Job → Any picture among the records should be left out, please; retype the rest exactly.

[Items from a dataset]
====================

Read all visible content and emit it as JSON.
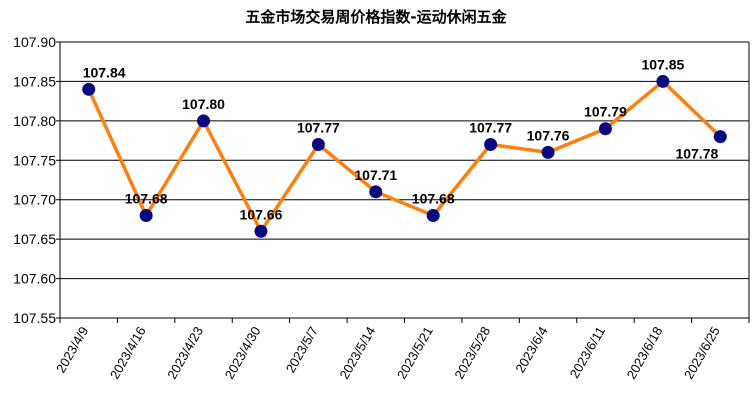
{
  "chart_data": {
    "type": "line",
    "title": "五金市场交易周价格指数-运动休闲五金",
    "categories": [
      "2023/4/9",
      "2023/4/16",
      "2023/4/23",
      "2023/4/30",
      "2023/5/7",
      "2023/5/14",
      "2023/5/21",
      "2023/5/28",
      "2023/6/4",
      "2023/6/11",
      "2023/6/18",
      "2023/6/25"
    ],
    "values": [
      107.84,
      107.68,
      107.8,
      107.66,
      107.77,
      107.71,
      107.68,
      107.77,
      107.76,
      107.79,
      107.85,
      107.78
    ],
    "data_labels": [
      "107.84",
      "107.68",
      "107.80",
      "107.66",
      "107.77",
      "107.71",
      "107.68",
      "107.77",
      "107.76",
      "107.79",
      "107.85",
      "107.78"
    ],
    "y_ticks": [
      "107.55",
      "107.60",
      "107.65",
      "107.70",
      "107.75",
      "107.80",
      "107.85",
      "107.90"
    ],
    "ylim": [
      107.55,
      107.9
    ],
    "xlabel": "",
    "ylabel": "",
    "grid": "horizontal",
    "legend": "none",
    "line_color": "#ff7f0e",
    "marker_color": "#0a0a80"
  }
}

====================

Full output →
Read all visible content and emit it as JSON.
{
  "chart_data": {
    "type": "line",
    "title": "五金市场交易周价格指数-运动休闲五金",
    "categories": [
      "2023/4/9",
      "2023/4/16",
      "2023/4/23",
      "2023/4/30",
      "2023/5/7",
      "2023/5/14",
      "2023/5/21",
      "2023/5/28",
      "2023/6/4",
      "2023/6/11",
      "2023/6/18",
      "2023/6/25"
    ],
    "values": [
      107.84,
      107.68,
      107.8,
      107.66,
      107.77,
      107.71,
      107.68,
      107.77,
      107.76,
      107.79,
      107.85,
      107.78
    ],
    "data_labels": [
      "107.84",
      "107.68",
      "107.80",
      "107.66",
      "107.77",
      "107.71",
      "107.68",
      "107.77",
      "107.76",
      "107.79",
      "107.85",
      "107.78"
    ],
    "y_ticks": [
      "107.55",
      "107.60",
      "107.65",
      "107.70",
      "107.75",
      "107.80",
      "107.85",
      "107.90"
    ],
    "ylim": [
      107.55,
      107.9
    ],
    "xlabel": "",
    "ylabel": "",
    "grid": "horizontal",
    "legend": "none",
    "line_color": "#ff7f0e",
    "marker_color": "#0a0a80"
  }
}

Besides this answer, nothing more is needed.